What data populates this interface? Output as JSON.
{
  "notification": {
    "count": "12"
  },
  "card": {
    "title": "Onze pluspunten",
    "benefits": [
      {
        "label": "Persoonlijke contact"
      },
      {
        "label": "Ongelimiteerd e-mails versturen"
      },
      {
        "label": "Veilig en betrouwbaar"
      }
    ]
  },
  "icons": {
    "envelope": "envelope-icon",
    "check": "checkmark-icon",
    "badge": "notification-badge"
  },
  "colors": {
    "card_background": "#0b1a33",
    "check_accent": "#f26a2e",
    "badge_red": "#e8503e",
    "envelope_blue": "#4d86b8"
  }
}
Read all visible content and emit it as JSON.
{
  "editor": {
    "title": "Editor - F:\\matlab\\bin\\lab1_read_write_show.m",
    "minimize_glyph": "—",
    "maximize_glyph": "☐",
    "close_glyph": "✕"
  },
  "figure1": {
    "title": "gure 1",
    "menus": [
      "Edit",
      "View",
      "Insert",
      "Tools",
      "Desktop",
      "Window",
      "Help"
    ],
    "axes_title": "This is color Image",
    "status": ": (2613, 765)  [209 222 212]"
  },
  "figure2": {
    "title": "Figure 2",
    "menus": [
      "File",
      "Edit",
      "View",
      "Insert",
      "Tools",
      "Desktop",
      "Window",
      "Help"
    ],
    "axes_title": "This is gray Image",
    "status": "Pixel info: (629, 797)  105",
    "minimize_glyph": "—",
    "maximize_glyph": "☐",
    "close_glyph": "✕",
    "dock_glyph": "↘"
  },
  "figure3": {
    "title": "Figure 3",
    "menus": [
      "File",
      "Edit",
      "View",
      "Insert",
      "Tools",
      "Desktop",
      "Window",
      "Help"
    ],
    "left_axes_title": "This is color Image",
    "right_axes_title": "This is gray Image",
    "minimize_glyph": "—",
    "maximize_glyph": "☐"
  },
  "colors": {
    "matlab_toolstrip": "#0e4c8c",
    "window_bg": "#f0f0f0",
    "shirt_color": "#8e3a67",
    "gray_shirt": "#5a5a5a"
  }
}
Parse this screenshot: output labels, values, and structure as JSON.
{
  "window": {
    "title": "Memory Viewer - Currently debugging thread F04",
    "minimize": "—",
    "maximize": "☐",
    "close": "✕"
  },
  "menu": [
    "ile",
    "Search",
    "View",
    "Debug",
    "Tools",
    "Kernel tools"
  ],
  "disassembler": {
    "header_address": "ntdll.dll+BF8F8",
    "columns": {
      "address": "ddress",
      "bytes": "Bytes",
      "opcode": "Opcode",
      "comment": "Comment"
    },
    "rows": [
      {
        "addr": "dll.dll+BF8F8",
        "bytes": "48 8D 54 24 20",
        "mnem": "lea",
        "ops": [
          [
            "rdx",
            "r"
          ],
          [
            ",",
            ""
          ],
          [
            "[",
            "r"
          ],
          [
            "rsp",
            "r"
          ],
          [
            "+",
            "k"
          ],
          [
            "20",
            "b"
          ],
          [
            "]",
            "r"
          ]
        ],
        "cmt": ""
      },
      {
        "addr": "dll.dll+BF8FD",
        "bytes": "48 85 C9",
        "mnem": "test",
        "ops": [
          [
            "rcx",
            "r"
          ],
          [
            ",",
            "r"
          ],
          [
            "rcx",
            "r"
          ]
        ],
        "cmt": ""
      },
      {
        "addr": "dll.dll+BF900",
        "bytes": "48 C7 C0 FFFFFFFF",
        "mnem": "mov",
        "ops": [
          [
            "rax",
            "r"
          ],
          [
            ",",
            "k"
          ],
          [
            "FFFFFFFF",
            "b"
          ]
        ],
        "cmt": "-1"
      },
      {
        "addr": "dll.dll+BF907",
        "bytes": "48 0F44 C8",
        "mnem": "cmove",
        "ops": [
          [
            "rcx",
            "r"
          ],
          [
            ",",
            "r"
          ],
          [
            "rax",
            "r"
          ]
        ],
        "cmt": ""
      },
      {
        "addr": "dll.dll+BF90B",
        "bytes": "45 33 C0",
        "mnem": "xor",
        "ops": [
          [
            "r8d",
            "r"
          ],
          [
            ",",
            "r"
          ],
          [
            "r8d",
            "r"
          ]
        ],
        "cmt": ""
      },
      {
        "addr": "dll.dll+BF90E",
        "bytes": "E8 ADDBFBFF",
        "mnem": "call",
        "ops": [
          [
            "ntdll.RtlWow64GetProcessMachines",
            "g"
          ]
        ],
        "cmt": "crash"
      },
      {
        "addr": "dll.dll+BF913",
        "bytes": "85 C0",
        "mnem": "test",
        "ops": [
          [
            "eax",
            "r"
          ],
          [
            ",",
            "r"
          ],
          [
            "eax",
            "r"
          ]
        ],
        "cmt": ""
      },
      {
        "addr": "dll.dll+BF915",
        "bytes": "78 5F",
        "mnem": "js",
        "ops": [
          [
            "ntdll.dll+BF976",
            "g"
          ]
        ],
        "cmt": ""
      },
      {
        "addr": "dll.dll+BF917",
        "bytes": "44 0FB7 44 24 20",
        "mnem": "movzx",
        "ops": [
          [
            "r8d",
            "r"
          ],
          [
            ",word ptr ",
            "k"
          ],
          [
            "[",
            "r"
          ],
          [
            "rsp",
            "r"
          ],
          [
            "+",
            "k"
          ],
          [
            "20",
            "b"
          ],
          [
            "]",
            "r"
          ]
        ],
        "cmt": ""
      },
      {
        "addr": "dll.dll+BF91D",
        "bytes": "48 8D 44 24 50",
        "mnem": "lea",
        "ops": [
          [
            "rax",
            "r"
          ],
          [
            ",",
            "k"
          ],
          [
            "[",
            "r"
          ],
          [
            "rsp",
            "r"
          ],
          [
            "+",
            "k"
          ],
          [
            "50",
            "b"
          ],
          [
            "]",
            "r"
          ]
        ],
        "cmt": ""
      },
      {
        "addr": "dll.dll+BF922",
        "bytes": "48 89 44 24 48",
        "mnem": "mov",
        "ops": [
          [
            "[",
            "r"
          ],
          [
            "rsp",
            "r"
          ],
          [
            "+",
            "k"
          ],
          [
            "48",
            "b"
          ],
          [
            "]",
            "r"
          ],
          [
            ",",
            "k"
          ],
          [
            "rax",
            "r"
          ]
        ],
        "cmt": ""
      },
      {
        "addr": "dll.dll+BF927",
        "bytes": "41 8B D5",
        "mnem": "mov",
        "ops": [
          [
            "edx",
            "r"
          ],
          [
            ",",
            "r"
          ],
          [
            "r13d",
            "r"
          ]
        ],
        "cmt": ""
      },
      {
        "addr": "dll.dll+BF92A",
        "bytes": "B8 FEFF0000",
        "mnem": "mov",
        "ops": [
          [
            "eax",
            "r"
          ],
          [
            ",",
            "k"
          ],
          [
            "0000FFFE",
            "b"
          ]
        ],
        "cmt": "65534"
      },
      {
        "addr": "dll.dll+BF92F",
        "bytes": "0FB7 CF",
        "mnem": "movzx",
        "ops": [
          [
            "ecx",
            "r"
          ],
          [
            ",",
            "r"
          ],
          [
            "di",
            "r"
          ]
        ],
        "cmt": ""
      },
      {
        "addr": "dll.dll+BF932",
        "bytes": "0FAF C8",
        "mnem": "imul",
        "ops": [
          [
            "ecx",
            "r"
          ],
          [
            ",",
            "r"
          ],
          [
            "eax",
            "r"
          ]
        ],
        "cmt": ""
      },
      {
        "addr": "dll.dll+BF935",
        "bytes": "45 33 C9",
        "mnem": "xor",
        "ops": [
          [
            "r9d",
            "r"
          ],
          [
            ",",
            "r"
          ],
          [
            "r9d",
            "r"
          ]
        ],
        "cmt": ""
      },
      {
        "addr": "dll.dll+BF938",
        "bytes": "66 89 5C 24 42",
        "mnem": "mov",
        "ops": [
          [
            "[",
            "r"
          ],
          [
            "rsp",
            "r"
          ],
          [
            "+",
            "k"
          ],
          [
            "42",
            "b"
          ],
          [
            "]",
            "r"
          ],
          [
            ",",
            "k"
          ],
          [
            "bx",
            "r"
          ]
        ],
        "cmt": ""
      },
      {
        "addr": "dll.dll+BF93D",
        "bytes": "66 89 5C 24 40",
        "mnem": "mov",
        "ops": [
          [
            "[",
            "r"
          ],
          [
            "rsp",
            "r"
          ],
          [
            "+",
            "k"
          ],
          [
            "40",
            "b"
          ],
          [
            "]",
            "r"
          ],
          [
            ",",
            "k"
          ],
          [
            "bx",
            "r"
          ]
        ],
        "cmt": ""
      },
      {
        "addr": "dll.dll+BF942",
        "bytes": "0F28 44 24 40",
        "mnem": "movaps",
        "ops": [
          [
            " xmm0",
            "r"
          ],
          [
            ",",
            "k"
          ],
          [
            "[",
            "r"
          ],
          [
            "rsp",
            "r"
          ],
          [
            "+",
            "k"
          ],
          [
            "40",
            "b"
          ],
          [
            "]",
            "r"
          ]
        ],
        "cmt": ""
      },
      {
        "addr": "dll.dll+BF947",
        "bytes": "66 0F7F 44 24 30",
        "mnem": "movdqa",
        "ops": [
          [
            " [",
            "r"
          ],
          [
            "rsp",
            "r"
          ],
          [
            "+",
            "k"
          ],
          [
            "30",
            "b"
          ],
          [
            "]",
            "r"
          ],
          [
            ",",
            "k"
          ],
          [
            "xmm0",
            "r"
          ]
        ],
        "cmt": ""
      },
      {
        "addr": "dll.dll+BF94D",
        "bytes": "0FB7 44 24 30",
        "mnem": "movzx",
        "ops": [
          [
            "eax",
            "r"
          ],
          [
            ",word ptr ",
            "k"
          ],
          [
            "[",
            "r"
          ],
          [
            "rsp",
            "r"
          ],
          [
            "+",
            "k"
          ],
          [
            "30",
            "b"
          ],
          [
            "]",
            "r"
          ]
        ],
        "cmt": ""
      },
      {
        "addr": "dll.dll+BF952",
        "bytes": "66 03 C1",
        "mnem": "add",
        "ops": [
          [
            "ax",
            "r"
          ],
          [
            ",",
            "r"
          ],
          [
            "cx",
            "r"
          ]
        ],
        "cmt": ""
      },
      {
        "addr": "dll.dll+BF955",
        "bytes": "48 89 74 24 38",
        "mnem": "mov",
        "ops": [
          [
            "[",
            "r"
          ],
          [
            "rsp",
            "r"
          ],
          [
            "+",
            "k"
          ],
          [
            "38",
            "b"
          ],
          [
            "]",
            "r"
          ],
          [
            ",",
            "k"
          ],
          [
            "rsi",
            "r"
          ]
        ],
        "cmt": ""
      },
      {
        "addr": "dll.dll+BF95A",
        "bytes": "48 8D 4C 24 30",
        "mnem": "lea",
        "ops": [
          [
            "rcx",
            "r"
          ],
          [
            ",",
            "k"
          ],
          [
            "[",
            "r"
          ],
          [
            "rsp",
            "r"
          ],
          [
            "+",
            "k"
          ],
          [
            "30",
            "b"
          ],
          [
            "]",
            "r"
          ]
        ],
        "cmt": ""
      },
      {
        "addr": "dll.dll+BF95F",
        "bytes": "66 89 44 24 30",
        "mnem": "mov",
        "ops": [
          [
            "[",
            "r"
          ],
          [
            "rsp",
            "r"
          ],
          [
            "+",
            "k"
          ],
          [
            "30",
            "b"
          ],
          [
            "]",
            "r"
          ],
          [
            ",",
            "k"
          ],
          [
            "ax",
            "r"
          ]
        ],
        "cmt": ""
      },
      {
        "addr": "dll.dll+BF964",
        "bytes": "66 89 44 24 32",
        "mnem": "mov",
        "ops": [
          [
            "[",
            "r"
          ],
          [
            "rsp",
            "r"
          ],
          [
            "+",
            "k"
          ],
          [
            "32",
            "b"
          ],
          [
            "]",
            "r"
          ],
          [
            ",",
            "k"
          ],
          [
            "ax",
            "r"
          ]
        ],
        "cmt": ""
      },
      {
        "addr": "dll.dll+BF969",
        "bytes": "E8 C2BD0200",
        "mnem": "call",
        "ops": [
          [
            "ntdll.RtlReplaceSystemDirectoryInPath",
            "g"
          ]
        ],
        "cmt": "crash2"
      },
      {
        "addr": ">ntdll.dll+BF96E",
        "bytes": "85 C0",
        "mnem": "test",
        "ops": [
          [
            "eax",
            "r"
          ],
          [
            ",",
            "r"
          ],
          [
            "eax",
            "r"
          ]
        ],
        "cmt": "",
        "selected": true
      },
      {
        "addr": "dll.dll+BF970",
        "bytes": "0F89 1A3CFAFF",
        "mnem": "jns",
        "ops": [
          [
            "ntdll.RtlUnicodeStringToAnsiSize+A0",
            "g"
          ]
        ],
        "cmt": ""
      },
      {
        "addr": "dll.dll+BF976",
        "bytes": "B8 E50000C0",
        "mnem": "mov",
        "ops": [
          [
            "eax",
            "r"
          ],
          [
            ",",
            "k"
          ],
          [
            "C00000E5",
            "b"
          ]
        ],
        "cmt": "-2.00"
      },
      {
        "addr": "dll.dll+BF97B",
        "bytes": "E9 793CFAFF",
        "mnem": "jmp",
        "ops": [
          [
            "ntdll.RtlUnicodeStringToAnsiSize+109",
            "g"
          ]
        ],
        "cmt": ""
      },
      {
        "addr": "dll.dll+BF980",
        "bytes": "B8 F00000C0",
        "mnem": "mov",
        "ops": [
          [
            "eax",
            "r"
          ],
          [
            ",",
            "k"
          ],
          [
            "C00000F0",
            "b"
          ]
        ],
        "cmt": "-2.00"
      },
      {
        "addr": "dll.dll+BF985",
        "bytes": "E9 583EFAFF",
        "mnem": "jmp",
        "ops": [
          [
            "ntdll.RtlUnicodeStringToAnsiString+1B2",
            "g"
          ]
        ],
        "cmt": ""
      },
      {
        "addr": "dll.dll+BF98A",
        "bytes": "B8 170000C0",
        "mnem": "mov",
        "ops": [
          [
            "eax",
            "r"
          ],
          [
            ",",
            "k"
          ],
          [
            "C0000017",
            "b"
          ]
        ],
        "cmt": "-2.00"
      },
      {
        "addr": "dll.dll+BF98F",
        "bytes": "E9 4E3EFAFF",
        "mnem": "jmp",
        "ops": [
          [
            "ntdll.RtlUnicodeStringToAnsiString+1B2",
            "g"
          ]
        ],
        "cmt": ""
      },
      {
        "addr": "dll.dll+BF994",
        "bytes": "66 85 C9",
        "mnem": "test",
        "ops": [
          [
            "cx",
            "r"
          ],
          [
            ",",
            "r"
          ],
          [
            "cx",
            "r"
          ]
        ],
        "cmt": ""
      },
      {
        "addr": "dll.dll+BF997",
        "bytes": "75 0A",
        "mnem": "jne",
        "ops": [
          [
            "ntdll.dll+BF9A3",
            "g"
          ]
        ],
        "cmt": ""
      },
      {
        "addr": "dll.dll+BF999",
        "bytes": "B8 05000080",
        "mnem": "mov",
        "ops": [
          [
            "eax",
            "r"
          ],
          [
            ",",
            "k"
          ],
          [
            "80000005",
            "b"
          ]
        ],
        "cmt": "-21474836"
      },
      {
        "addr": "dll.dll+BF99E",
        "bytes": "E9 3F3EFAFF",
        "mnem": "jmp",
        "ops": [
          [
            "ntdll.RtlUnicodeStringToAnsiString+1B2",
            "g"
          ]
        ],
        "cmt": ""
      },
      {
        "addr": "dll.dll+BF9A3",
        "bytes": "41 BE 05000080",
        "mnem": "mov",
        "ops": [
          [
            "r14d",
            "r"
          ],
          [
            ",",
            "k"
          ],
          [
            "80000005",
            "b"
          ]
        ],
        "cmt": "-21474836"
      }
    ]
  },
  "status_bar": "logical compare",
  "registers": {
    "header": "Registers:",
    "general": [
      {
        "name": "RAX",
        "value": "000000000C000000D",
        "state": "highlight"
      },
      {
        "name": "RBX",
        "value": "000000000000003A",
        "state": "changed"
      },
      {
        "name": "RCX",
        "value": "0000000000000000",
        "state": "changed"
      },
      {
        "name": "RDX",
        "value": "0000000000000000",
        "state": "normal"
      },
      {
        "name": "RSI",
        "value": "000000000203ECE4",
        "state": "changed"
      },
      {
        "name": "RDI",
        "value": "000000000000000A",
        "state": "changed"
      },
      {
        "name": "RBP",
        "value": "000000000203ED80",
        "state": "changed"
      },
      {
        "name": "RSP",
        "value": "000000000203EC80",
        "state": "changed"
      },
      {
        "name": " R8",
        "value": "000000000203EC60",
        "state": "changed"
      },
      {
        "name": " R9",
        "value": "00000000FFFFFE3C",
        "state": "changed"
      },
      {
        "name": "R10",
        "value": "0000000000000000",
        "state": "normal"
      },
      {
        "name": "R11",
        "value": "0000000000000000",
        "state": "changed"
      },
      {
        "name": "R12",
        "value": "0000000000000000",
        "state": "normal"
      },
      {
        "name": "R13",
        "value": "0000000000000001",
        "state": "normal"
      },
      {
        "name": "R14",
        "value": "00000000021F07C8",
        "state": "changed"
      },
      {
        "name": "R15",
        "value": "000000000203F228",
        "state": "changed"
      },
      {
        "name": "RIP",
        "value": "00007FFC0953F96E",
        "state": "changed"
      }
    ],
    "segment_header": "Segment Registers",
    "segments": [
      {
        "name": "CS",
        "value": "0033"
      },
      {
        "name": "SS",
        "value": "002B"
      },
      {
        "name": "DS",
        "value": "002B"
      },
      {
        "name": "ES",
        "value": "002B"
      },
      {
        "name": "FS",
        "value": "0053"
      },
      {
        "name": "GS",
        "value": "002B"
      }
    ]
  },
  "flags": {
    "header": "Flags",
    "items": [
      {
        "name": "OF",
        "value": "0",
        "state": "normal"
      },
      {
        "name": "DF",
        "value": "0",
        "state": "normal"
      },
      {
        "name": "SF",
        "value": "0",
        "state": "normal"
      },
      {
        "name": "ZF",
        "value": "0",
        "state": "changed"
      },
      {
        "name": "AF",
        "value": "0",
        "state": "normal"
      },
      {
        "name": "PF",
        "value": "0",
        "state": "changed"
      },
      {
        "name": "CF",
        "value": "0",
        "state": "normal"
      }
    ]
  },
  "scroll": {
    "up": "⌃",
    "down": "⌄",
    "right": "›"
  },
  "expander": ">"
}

++++++++++

Direction
Pick out all lines containing the string "notification".

Result of the task
  "notification": {
    "badge": "notification-badge"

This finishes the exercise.